Exercise aim: Where a line holds "schon", copy it.

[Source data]
-----

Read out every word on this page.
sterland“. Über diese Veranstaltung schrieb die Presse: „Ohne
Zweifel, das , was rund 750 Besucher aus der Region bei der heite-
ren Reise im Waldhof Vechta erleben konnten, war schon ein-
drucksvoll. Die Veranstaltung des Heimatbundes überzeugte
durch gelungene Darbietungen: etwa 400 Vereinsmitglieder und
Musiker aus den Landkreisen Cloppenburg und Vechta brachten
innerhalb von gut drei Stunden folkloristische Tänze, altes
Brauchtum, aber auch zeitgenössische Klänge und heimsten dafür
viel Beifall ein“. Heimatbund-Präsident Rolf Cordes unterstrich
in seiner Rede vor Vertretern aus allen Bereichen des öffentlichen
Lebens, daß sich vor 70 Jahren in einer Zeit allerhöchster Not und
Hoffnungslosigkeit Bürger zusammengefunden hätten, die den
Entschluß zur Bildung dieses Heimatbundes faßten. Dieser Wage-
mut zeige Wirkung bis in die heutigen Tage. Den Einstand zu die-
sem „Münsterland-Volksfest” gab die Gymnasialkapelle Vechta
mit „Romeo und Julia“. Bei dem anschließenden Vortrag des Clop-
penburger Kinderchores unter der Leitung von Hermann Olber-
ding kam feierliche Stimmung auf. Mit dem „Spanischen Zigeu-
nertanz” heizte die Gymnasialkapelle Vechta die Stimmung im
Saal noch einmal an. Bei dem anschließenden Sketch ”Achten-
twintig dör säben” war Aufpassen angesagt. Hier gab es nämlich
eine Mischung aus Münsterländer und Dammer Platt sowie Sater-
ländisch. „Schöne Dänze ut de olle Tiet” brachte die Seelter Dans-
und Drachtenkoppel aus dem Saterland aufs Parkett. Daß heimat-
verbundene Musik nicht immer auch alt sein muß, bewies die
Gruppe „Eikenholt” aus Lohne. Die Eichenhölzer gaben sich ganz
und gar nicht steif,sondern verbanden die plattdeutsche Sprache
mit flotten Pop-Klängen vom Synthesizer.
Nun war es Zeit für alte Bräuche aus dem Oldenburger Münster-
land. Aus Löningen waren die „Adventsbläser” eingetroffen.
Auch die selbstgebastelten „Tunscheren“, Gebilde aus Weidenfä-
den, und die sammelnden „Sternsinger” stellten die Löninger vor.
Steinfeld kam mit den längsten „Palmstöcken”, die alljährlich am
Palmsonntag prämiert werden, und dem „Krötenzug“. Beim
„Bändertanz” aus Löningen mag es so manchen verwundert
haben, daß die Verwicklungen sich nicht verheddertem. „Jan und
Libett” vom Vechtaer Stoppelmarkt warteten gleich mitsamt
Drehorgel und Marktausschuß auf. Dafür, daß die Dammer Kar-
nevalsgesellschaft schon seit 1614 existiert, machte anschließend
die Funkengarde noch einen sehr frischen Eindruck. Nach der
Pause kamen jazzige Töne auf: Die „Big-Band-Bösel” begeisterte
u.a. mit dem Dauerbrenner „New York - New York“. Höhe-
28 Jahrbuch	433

-----

Worked answer:
ren Reise im Waldhof Vechta erleben konnten, war schon ein-
nevalsgesellschaft schon seit 1614 existiert, machte anschließend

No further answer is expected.